Extract to read =

— start —

Nicholas R. Johansen –

Mattias Damsgaard –


The idea is to be able to recognize objects in real time by using a model and vision kit from Apple. If possible, an additional feature with face detection will also be implemented. Furthermore, the idea that this application is involved in the subject of machine learning, which has a huge, present and current range of applications. One being the drone industry which is trying to make their drones fully autonomous for power line inspections.

Naturally, with such as complex topic, the knowledge required to fully grasp it in its entirety is tremendous. Therefore, this application is merely a simplified version of the ideal solution of an application capable of being tailored to the specific needs of the company. To be able to understand the subject one would at the very least be required to have a basic understanding of machine learning, face recognition and object recognition.

Our objectives are as follows:

  • Simple to understand, as it resembles well-known elements from iOS
  • Make use of object recognition
  • Possibly make use of face recognition
  • Draw as many relevant subjects from lectures into the application

Methods and Materials

Conceptual design

The brainstorming phase was rather quickly skipped over as the idea was already formed beforehand and thus the conceptual design and simple prototyping phase began fairly immediately. The conceptual design would be used to show the users, how our app will work, but also give us an idea about how we should develop our application.

Requirements and MoSCoW

Requirements were needed in order to know what our app should be able to do, and what was most important when developing it. This was also a good thing to have when we got evaluations, as the users could say what they thought was most important for the app to be as user intuitive as possible. As some things might give us trouble and time is a factor, we also used MoSCoW to prioritize the features of the app.

Use-case diagrams

The use-case diagrams were used to identify what features the app should have, and how they exactly should work. This gave us an overview of what exactly needed to be developed.

Evaluation and prototyping

Multiple user tests and demonstrations were conducted to get feedback from users. This was done to ensure, that it was easy for people how had never tried the app, to use it. This led us to develop a prototype and continue to evolve the prototyping from evaluation to evaluation.


The CoreML model, ResNet50, is able to detect the dominant objects in the current image displayed by the camera and is able categories them into its 1000 available categories. This model is what the whole application is built around.


Here the result of some of the methods is displayed.

A demo of the app can be seen here:

A link to the code of the app can be seen here:

Conceptual design

The conceptual design gave us an idea about how the app should look. It was all about figuring about how to access the different part of the app. A lot of work had to be here thinking about how the whole app should look and be designed. As we wanted the app to look as close as possible to the iOS stock camera app, we also had to have this in mind.

— end —

Entries shown =
— start —

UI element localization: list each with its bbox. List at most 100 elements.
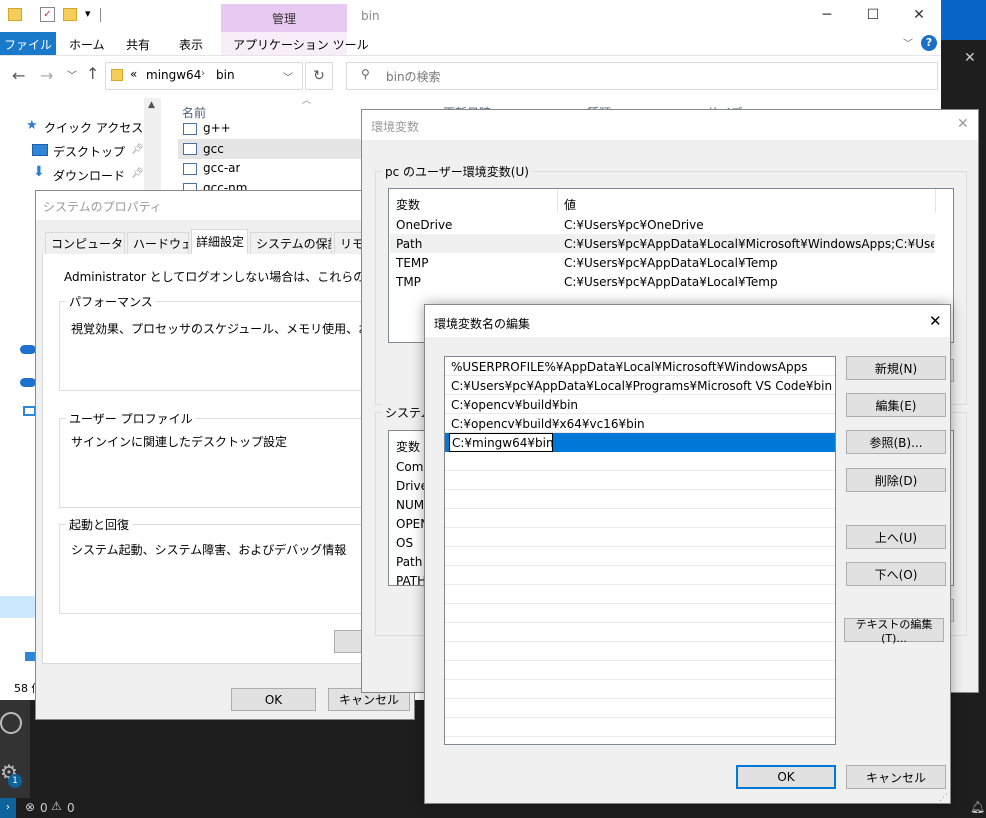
close-button[interactable]: ✕ — [896, 0, 942, 30]
column-header-name[interactable]: 名前 — [182, 104, 206, 121]
var-name[interactable]: OPENCV_DIR — [396, 517, 426, 531]
header-divider — [935, 189, 936, 213]
cancel-button[interactable]: キャンセル — [846, 765, 946, 789]
var-name[interactable]: DriverData — [396, 479, 426, 493]
move-down-button[interactable]: 下へ(O) — [846, 562, 946, 586]
empty-rows — [445, 452, 835, 744]
list-item[interactable]: g++ — [178, 120, 368, 138]
tab-hardware[interactable]: ハードウェア — [127, 232, 189, 254]
startup-recovery-label: 起動と回復 — [66, 516, 133, 533]
var-name: OneDrive — [396, 218, 453, 232]
help-icon[interactable]: ? — [921, 35, 937, 51]
close-icon[interactable]: ✕ — [929, 312, 942, 330]
exe-icon — [183, 143, 197, 155]
breadcrumb-chevron-icon: › — [201, 68, 205, 79]
bell-icon[interactable]: 🔔︎ — [970, 800, 985, 814]
ok-button[interactable]: OK — [736, 765, 836, 789]
ribbon-collapse-icon[interactable]: ﹀ — [903, 35, 913, 50]
var-name[interactable]: Path — [396, 555, 426, 569]
startup-recovery-desc: システム起動、システム障害、およびデバッグ情報 — [71, 543, 347, 557]
edit-env-var-dialog: 環境変数名の編集 ✕ %USERPROFILE%¥AppData¥Local¥M… — [424, 304, 951, 804]
path-list[interactable]: %USERPROFILE%¥AppData¥Local¥Microsoft¥Wi… — [444, 356, 836, 745]
qat-dropdown-icon[interactable]: ▾ — [85, 7, 91, 20]
close-icon[interactable]: ✕ — [957, 116, 969, 132]
vscode-close-icon[interactable]: ✕ — [964, 50, 976, 66]
new-button[interactable]: 新規(N) — [846, 356, 946, 380]
refresh-button[interactable]: ↻ — [305, 62, 333, 90]
var-name[interactable]: NUMBER_OF_PROCESSORS — [396, 498, 426, 512]
exe-icon — [183, 163, 197, 175]
column-header-var[interactable]: 変数 — [396, 196, 420, 213]
edit-button[interactable]: 編集(E) — [846, 393, 946, 417]
table-row[interactable]: TMP C:¥Users¥pc¥AppData¥Local¥Temp — [390, 272, 935, 291]
var-name[interactable]: ComSpec — [396, 460, 426, 474]
properties-check-icon[interactable]: ✓ — [40, 7, 55, 22]
error-icon[interactable]: ⊗ — [25, 800, 35, 814]
table-row[interactable]: OneDrive C:¥Users¥pc¥OneDrive — [390, 215, 935, 234]
ribbon-tab-app-tools[interactable]: アプリケーション ツール — [233, 36, 369, 53]
breadcrumb-overflow[interactable]: « — [130, 67, 137, 81]
user-vars-label: pc のユーザー環境変数(U) — [382, 163, 532, 180]
ribbon-tab-file-label: ファイル — [3, 38, 52, 52]
browse-button[interactable]: 参照(B)... — [846, 430, 946, 454]
list-item[interactable]: gcc-ar — [178, 160, 368, 178]
minimize-button[interactable]: ─ — [804, 0, 850, 30]
resize-grip-icon[interactable]: ⋰ — [939, 793, 948, 803]
desktop-blue-strip — [941, 0, 986, 40]
error-count: 0 — [40, 801, 48, 815]
edit-text-button[interactable]: テキストの編集(T)... — [844, 618, 944, 645]
folder-icon — [8, 8, 22, 21]
ribbon-tab-share[interactable]: 共有 — [126, 36, 150, 53]
manage-tab-label: 管理 — [271, 12, 296, 26]
tab-system-protection[interactable]: システムの保護 — [250, 232, 332, 254]
notification-badge: 1 — [8, 774, 22, 788]
breadcrumb-bin[interactable]: bin — [216, 68, 235, 82]
accounts-icon[interactable] — [0, 712, 22, 734]
tab-computer-name[interactable]: コンピューター名 — [45, 232, 125, 254]
list-item[interactable]: %USERPROFILE%¥AppData¥Local¥Microsoft¥Wi… — [445, 357, 835, 376]
var-name[interactable]: OS — [396, 536, 426, 550]
table-row[interactable]: TEMP C:¥Users¥pc¥AppData¥Local¥Temp — [390, 253, 935, 272]
forward-arrow-icon[interactable]: → — [40, 66, 53, 85]
address-dropdown-icon[interactable]: ﹀ — [283, 69, 293, 84]
list-item-editing[interactable]: C:¥mingw64¥bin — [445, 433, 835, 452]
maximize-button[interactable]: ☐ — [850, 0, 896, 30]
nav-selected-item[interactable] — [0, 596, 35, 618]
performance-label: パフォーマンス — [66, 293, 156, 310]
list-item[interactable]: C:¥opencv¥build¥bin — [445, 395, 835, 414]
ok-button[interactable]: OK — [231, 688, 316, 711]
var-value: C:¥Users¥pc¥OneDrive — [564, 218, 704, 232]
recent-dropdown-icon[interactable]: ﹀ — [67, 67, 77, 82]
column-header-val[interactable]: 値 — [564, 196, 576, 213]
title-bar — [0, 0, 941, 32]
list-item[interactable]: C:¥opencv¥build¥x64¥vc16¥bin — [445, 414, 835, 433]
ribbon-tab-view[interactable]: 表示 — [179, 36, 203, 53]
path-edit-input[interactable]: C:¥mingw64¥bin — [449, 433, 554, 452]
var-value: C:¥Users¥pc¥AppData¥Local¥Temp — [564, 256, 778, 270]
column-header-var[interactable]: 変数 — [396, 438, 420, 455]
move-up-button[interactable]: 上へ(U) — [846, 525, 946, 549]
warning-icon[interactable]: ⚠ — [51, 799, 62, 813]
breadcrumb-mingw64[interactable]: mingw64 — [146, 68, 201, 82]
back-arrow-icon[interactable]: ← — [12, 66, 25, 85]
sort-up-icon: ︿ — [302, 96, 312, 106]
new-folder-icon[interactable] — [63, 8, 77, 21]
list-item[interactable]: C:¥Users¥pc¥AppData¥Local¥Programs¥Micro… — [445, 376, 835, 395]
nav-item-desktop[interactable]: デスクトップ — [53, 143, 125, 160]
path-text: C:¥opencv¥build¥bin — [451, 398, 579, 412]
up-arrow-icon[interactable]: ↑ — [86, 64, 99, 83]
user-profile-desc: サインインに関連したデスクトップ設定 — [71, 435, 288, 449]
nav-item-downloads[interactable]: ダウンロード — [53, 167, 125, 184]
ribbon-tab-home[interactable]: ホーム — [69, 36, 105, 53]
remote-indicator[interactable]: › — [0, 798, 16, 818]
nav-scroll-up-icon[interactable]: ▲ — [148, 100, 155, 110]
list-item-selected[interactable]: gcc — [178, 139, 368, 159]
dialog-title: 環境変数名の編集 — [434, 317, 531, 331]
delete-button[interactable]: 削除(D) — [846, 468, 946, 492]
file-name: gcc — [203, 142, 224, 156]
nav-item-quick-access[interactable]: クイック アクセス — [44, 119, 143, 136]
var-name[interactable]: PATHEXT — [396, 574, 426, 585]
desktop-icon — [32, 144, 48, 156]
tab-advanced[interactable]: 詳細設定 — [191, 229, 248, 255]
table-row-selected[interactable]: Path C:¥Users¥pc¥AppData¥Local¥Microsoft… — [390, 234, 935, 253]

— end —

Written problem 1 =
Answer these questions from the report on the object-recognition app.
(a) What method was used to prioritize the app's features?
(b) Which existing app did the team want their app to look as close as possible to?
(c) Into how many categories can the ResNet50 model sort the objects it detects?
Written problem 2 =
Transcribe the passage of the report on the object-recognition app that opens with the words "Here the result" and closes with "this in mind.".
The material has no connection to the report on the object-recognition app.

Final result 1 =
(a) MoSCoW
(b) The iOS stock camera app
(c) 1000

Final result 2 =
Here the result of some of the methods is displayed.

A demo of the app can be seen here:

A link to the code of the app can be seen here:

Conceptual design

The conceptual design gave us an idea about how the app should look. It was all about figuring about how to access the different part of the app. A lot of work had to be here thinking about how the whole app should look and be designed. As we wanted the app to look as close as possible to the iOS stock camera app, we also had to have this in mind.